• _Exercise task_:
Repeat the listing in full. Nothing may be added or left out.

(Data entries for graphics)
-- -- --

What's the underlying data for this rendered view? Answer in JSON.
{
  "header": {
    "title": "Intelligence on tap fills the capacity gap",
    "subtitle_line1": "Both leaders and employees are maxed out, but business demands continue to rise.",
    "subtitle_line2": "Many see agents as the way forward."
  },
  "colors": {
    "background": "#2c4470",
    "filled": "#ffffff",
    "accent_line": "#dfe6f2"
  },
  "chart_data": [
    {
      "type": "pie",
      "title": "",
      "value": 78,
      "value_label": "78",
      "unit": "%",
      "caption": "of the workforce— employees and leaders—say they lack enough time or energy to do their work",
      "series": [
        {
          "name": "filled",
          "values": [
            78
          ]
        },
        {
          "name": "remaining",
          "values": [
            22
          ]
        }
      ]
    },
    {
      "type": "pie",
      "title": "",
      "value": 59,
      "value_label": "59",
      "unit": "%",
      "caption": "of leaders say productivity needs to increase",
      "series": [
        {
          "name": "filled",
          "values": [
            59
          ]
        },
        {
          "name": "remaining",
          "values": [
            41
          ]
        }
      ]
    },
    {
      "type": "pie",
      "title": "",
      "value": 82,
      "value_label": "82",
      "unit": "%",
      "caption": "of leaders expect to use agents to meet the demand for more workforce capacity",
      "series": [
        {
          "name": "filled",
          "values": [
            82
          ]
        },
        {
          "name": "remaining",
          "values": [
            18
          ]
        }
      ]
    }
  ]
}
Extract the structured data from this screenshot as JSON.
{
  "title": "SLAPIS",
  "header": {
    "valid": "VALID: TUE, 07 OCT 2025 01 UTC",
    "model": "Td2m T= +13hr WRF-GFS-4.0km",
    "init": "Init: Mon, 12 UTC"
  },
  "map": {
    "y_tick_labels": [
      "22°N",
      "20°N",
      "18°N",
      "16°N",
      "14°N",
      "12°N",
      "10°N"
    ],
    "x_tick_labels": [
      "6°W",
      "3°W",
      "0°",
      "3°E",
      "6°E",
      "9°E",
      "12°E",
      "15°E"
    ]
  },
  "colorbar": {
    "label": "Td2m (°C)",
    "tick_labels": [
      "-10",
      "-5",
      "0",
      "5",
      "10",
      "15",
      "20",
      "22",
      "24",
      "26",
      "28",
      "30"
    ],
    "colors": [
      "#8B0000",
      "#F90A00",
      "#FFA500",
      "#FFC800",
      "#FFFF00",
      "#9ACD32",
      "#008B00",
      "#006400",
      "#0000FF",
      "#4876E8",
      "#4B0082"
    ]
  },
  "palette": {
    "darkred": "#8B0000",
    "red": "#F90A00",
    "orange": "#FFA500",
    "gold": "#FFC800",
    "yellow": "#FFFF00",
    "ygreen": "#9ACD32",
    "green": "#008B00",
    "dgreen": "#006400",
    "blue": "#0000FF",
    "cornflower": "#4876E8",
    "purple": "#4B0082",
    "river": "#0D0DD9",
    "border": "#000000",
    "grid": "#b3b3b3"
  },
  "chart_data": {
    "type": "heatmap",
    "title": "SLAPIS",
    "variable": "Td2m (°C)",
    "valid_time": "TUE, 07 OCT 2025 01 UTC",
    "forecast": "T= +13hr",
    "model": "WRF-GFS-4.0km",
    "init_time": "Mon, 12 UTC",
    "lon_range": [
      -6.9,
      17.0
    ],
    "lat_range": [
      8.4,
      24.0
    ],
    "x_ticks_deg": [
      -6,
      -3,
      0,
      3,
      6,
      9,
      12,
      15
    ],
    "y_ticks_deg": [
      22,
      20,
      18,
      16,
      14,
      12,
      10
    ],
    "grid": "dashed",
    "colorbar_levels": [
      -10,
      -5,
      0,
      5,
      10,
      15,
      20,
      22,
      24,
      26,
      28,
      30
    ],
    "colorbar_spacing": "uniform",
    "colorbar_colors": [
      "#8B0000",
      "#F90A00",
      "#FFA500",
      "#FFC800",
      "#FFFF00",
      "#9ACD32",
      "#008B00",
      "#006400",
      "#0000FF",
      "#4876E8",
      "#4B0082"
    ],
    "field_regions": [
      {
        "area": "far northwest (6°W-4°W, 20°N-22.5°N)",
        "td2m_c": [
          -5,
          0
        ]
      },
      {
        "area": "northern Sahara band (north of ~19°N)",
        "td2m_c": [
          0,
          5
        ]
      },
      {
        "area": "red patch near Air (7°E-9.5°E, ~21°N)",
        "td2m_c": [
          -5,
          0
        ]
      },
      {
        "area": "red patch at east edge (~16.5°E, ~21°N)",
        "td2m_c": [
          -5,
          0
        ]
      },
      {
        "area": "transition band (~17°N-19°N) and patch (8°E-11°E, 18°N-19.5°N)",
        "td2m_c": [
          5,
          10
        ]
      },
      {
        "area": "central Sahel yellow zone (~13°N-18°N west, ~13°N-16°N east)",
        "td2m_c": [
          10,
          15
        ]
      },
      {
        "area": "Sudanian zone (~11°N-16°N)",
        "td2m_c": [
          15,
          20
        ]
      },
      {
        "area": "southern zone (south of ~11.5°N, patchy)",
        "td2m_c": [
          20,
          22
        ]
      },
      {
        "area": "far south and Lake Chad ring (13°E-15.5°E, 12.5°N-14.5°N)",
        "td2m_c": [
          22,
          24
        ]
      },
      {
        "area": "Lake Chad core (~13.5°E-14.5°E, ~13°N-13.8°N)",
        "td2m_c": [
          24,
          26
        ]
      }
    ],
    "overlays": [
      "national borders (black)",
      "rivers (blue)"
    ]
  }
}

-- -- --

• _Response to the task_:
What's the underlying data for this rendered view? Answer in JSON.
{
  "header": {
    "title": "Intelligence on tap fills the capacity gap",
    "subtitle_line1": "Both leaders and employees are maxed out, but business demands continue to rise.",
    "subtitle_line2": "Many see agents as the way forward."
  },
  "colors": {
    "background": "#2c4470",
    "filled": "#ffffff",
    "accent_line": "#dfe6f2"
  },
  "chart_data": [
    {
      "type": "pie",
      "title": "",
      "value": 78,
      "value_label": "78",
      "unit": "%",
      "caption": "of the workforce— employees and leaders—say they lack enough time or energy to do their work",
      "series": [
        {
          "name": "filled",
          "values": [
            78
          ]
        },
        {
          "name": "remaining",
          "values": [
            22
          ]
        }
      ]
    },
    {
      "type": "pie",
      "title": "",
      "value": 59,
      "value_label": "59",
      "unit": "%",
      "caption": "of leaders say productivity needs to increase",
      "series": [
        {
          "name": "filled",
          "values": [
            59
          ]
        },
        {
          "name": "remaining",
          "values": [
            41
          ]
        }
      ]
    },
    {
      "type": "pie",
      "title": "",
      "value": 82,
      "value_label": "82",
      "unit": "%",
      "caption": "of leaders expect to use agents to meet the demand for more workforce capacity",
      "series": [
        {
          "name": "filled",
          "values": [
            82
          ]
        },
        {
          "name": "remaining",
          "values": [
            18
          ]
        }
      ]
    }
  ]
}
Extract the structured data from this screenshot as JSON.
{
  "title": "SLAPIS",
  "header": {
    "valid": "VALID: TUE, 07 OCT 2025 01 UTC",
    "model": "Td2m T= +13hr WRF-GFS-4.0km",
    "init": "Init: Mon, 12 UTC"
  },
  "map": {
    "y_tick_labels": [
      "22°N",
      "20°N",
      "18°N",
      "16°N",
      "14°N",
      "12°N",
      "10°N"
    ],
    "x_tick_labels": [
      "6°W",
      "3°W",
      "0°",
      "3°E",
      "6°E",
      "9°E",
      "12°E",
      "15°E"
    ]
  },
  "colorbar": {
    "label": "Td2m (°C)",
    "tick_labels": [
      "-10",
      "-5",
      "0",
      "5",
      "10",
      "15",
      "20",
      "22",
      "24",
      "26",
      "28",
      "30"
    ],
    "colors": [
      "#8B0000",
      "#F90A00",
      "#FFA500",
      "#FFC800",
      "#FFFF00",
      "#9ACD32",
      "#008B00",
      "#006400",
      "#0000FF",
      "#4876E8",
      "#4B0082"
    ]
  },
  "palette": {
    "darkred": "#8B0000",
    "red": "#F90A00",
    "orange": "#FFA500",
    "gold": "#FFC800",
    "yellow": "#FFFF00",
    "ygreen": "#9ACD32",
    "green": "#008B00",
    "dgreen": "#006400",
    "blue": "#0000FF",
    "cornflower": "#4876E8",
    "purple": "#4B0082",
    "river": "#0D0DD9",
    "border": "#000000",
    "grid": "#b3b3b3"
  },
  "chart_data": {
    "type": "heatmap",
    "title": "SLAPIS",
    "variable": "Td2m (°C)",
    "valid_time": "TUE, 07 OCT 2025 01 UTC",
    "forecast": "T= +13hr",
    "model": "WRF-GFS-4.0km",
    "init_time": "Mon, 12 UTC",
    "lon_range": [
      -6.9,
      17.0
    ],
    "lat_range": [
      8.4,
      24.0
    ],
    "x_ticks_deg": [
      -6,
      -3,
      0,
      3,
      6,
      9,
      12,
      15
    ],
    "y_ticks_deg": [
      22,
      20,
      18,
      16,
      14,
      12,
      10
    ],
    "grid": "dashed",
    "colorbar_levels": [
      -10,
      -5,
      0,
      5,
      10,
      15,
      20,
      22,
      24,
      26,
      28,
      30
    ],
    "colorbar_spacing": "uniform",
    "colorbar_colors": [
      "#8B0000",
      "#F90A00",
      "#FFA500",
      "#FFC800",
      "#FFFF00",
      "#9ACD32",
      "#008B00",
      "#006400",
      "#0000FF",
      "#4876E8",
      "#4B0082"
    ],
    "field_regions": [
      {
        "area": "far northwest (6°W-4°W, 20°N-22.5°N)",
        "td2m_c": [
          -5,
          0
        ]
      },
      {
        "area": "northern Sahara band (north of ~19°N)",
        "td2m_c": [
          0,
          5
        ]
      },
      {
        "area": "red patch near Air (7°E-9.5°E, ~21°N)",
        "td2m_c": [
          -5,
          0
        ]
      },
      {
        "area": "red patch at east edge (~16.5°E, ~21°N)",
        "td2m_c": [
          -5,
          0
        ]
      },
      {
        "area": "transition band (~17°N-19°N) and patch (8°E-11°E, 18°N-19.5°N)",
        "td2m_c": [
          5,
          10
        ]
      },
      {
        "area": "central Sahel yellow zone (~13°N-18°N west, ~13°N-16°N east)",
        "td2m_c": [
          10,
          15
        ]
      },
      {
        "area": "Sudanian zone (~11°N-16°N)",
        "td2m_c": [
          15,
          20
        ]
      },
      {
        "area": "southern zone (south of ~11.5°N, patchy)",
        "td2m_c": [
          20,
          22
        ]
      },
      {
        "area": "far south and Lake Chad ring (13°E-15.5°E, 12.5°N-14.5°N)",
        "td2m_c": [
          22,
          24
        ]
      },
      {
        "area": "Lake Chad core (~13.5°E-14.5°E, ~13°N-13.8°N)",
        "td2m_c": [
          24,
          26
        ]
      }
    ],
    "overlays": [
      "national borders (black)",
      "rivers (blue)"
    ]
  }
}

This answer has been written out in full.